Given request>
For the listing below, give the count of lines containing the string "thousand" and nothing else.

-- Start of Provided material --

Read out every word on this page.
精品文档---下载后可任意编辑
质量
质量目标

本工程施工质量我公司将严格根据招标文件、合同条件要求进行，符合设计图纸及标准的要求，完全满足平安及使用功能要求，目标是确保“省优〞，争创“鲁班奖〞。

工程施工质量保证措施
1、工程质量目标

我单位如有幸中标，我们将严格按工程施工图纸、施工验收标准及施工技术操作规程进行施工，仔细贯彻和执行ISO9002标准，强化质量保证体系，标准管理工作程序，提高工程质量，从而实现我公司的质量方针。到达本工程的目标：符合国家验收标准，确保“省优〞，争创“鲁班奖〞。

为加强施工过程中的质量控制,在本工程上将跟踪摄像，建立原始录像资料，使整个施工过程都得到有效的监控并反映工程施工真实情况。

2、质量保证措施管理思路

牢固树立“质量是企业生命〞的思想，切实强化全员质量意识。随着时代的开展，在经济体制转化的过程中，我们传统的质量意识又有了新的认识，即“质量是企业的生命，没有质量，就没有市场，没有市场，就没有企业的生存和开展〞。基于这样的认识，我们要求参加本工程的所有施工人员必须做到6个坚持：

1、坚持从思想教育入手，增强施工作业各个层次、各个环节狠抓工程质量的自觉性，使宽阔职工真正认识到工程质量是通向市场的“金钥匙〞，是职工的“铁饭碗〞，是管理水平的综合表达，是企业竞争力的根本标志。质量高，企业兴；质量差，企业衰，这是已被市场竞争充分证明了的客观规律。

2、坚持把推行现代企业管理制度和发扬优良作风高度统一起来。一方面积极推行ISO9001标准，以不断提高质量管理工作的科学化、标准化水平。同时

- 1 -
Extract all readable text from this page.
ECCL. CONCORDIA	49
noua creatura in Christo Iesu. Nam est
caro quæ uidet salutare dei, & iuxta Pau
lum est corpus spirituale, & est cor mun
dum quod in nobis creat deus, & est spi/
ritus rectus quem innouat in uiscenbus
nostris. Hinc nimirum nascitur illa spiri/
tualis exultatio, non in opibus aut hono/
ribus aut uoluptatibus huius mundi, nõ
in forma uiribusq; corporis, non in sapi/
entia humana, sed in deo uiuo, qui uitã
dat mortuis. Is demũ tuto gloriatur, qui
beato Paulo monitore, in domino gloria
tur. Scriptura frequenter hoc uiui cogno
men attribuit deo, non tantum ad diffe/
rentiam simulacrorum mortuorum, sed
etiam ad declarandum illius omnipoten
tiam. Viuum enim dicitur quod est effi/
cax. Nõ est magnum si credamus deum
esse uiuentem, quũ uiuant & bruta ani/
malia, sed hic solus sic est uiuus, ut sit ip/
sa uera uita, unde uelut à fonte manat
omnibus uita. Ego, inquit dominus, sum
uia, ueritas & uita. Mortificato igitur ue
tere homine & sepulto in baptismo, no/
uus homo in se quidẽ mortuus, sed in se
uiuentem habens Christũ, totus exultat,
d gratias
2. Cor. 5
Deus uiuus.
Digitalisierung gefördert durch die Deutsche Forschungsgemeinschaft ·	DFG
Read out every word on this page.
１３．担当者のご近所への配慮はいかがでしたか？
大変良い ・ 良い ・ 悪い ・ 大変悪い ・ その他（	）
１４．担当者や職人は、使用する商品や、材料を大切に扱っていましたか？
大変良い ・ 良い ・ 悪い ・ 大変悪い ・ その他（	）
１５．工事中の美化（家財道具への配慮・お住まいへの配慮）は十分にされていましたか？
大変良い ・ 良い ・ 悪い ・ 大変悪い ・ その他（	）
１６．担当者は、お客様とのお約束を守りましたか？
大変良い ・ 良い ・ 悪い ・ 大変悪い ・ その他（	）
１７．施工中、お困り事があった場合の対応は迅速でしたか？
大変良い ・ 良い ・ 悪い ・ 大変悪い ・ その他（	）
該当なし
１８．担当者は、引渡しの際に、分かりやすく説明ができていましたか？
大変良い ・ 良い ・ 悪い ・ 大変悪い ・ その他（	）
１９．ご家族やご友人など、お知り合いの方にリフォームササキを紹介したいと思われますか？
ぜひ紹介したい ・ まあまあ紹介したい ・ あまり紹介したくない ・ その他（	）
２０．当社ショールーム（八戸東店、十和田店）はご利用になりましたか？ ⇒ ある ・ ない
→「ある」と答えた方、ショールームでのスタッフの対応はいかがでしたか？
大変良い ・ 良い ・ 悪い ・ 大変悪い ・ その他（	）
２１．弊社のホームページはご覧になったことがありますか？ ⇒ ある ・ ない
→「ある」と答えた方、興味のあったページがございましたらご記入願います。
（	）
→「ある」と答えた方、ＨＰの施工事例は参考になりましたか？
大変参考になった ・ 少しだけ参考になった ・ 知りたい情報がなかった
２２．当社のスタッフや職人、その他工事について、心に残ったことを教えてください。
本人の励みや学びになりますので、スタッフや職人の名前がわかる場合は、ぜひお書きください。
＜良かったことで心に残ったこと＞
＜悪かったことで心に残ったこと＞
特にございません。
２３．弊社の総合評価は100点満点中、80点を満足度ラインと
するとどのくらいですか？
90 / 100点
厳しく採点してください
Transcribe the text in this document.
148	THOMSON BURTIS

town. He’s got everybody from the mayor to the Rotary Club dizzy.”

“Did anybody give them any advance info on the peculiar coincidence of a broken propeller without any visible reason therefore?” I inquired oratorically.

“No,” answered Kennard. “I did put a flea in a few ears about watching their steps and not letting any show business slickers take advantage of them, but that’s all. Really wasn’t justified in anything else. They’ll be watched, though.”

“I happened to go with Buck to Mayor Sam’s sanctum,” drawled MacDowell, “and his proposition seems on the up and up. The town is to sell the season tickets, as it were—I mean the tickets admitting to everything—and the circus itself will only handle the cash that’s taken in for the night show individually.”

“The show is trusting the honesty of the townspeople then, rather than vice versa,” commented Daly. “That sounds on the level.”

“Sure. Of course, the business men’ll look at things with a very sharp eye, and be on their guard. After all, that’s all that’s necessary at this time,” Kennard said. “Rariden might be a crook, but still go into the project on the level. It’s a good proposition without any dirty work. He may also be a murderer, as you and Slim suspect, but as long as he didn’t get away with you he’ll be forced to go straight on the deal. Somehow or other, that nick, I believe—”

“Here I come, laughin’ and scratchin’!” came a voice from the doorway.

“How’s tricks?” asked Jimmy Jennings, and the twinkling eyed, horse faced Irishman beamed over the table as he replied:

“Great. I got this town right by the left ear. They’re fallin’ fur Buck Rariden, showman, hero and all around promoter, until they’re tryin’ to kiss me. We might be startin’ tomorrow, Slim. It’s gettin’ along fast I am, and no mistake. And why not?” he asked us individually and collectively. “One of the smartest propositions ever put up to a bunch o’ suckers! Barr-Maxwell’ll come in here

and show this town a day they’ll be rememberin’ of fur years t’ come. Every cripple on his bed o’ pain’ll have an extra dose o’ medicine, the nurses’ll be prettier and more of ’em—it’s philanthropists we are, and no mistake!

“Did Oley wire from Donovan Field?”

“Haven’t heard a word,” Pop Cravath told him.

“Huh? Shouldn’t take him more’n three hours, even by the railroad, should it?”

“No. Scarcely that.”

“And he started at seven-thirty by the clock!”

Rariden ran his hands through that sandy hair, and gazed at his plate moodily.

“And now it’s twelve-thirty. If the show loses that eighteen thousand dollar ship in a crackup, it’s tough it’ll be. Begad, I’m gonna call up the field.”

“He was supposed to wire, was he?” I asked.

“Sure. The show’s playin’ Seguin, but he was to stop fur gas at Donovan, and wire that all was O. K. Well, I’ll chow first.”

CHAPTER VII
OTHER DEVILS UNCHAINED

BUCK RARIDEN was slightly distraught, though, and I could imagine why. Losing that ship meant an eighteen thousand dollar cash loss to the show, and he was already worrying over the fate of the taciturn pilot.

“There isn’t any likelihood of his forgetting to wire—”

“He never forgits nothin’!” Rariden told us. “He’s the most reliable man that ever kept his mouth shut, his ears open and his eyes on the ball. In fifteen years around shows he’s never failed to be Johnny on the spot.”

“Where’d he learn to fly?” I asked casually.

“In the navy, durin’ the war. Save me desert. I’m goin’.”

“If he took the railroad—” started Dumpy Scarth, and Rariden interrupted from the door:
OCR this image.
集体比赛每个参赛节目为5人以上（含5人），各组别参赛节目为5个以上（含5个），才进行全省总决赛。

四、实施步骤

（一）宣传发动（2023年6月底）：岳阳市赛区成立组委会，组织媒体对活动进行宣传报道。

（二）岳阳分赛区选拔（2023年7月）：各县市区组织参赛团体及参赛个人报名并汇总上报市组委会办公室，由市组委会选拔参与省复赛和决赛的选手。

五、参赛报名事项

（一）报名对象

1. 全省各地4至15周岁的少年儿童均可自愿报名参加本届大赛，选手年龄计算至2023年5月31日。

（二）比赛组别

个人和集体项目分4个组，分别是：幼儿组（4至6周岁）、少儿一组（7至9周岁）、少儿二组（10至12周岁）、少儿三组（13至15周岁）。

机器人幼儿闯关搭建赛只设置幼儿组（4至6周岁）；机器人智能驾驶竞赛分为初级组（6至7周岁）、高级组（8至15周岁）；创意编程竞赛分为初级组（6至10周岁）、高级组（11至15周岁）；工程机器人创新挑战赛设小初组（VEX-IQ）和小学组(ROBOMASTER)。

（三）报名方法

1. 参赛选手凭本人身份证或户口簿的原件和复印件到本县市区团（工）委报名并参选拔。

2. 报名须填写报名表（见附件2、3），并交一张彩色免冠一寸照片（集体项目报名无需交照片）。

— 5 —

-- End of Provided material --

Response>
2